>>>>>

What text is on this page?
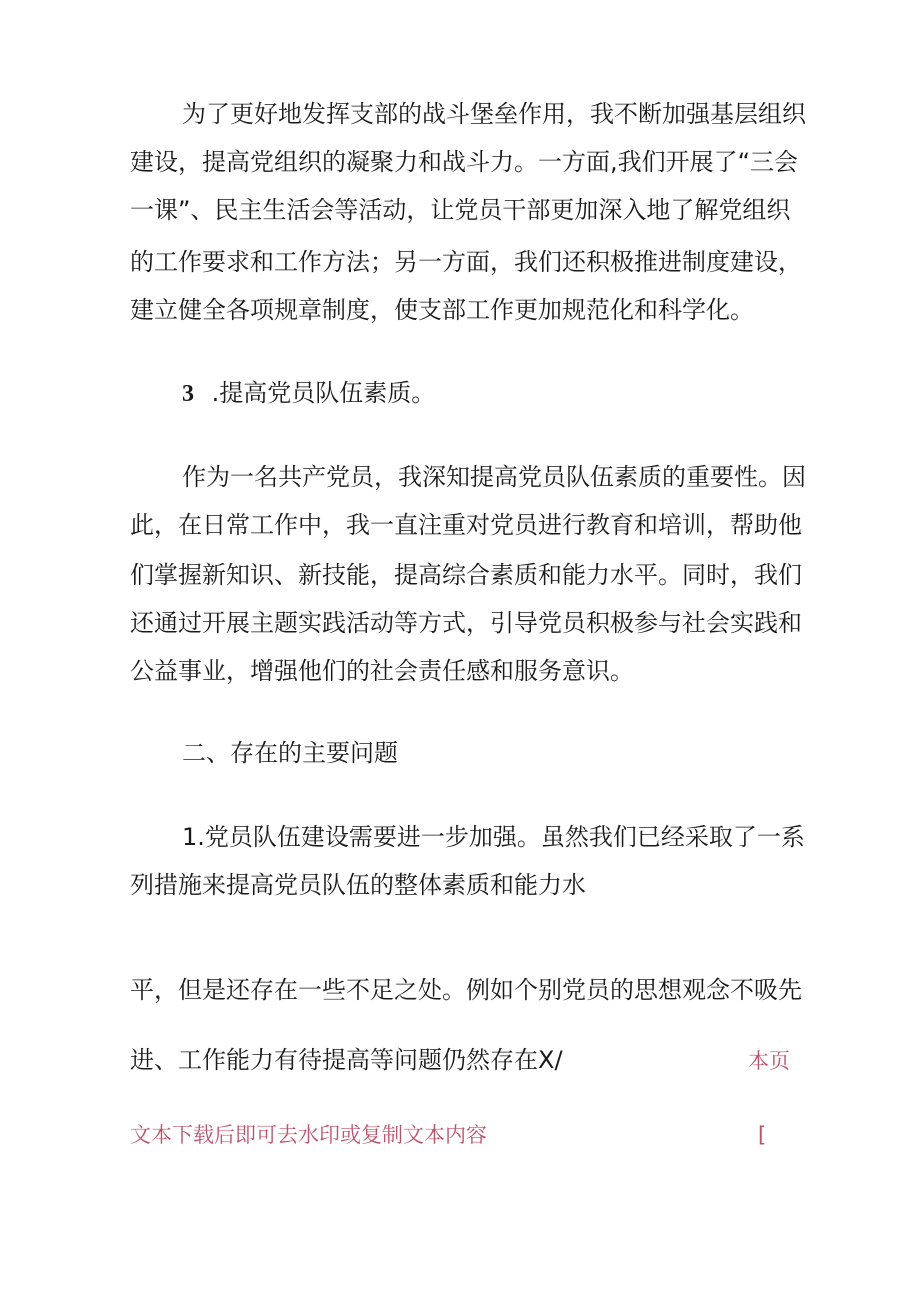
为了更好地发挥支部的战斗堡垒作用，我不断加强基层组织
建设，提高党组织的凝聚力和战斗力。一方面,我们开展了“三会
一课”、民主生活会等活动，让党员干部更加深入地了解党组织
的工作要求和工作方法；另一方面，我们还积极推进制度建设，
建立健全各项规章制度，使支部工作更加规范化和科学化。
3 .提高党员队伍素质。
作为一名共产党员，我深知提高党员队伍素质的重要性。因
此，在日常工作中，我一直注重对党员进行教育和培训，帮助他
们掌握新知识、新技能，提高综合素质和能力水平。同时，我们
还通过开展主题实践活动等方式，引导党员积极参与社会实践和
公益事业，增强他们的社会责任感和服务意识。
二、存在的主要问题
1.党员队伍建设需要进一步加强。虽然我们已经采取了一系
列措施来提高党员队伍的整体素质和能力水
平，但是还存在一些不足之处。例如个别党员的思想观念不吸先
进、工作能力有待提高等问题仍然存在X/	本页
文本下载后即可去水印或复制文本内容	[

<<<<<

◆ Task brief ◆
Restate the listing above word for word, and skip the pictures.

◆ Final result ◆
What text is on this page?
为了更好地发挥支部的战斗堡垒作用，我不断加强基层组织
建设，提高党组织的凝聚力和战斗力。一方面,我们开展了“三会
一课”、民主生活会等活动，让党员干部更加深入地了解党组织
的工作要求和工作方法；另一方面，我们还积极推进制度建设，
建立健全各项规章制度，使支部工作更加规范化和科学化。
3 .提高党员队伍素质。
作为一名共产党员，我深知提高党员队伍素质的重要性。因
此，在日常工作中，我一直注重对党员进行教育和培训，帮助他
们掌握新知识、新技能，提高综合素质和能力水平。同时，我们
还通过开展主题实践活动等方式，引导党员积极参与社会实践和
公益事业，增强他们的社会责任感和服务意识。
二、存在的主要问题
1.党员队伍建设需要进一步加强。虽然我们已经采取了一系
列措施来提高党员队伍的整体素质和能力水
平，但是还存在一些不足之处。例如个别党员的思想观念不吸先
进、工作能力有待提高等问题仍然存在X/	本页
文本下载后即可去水印或复制文本内容	[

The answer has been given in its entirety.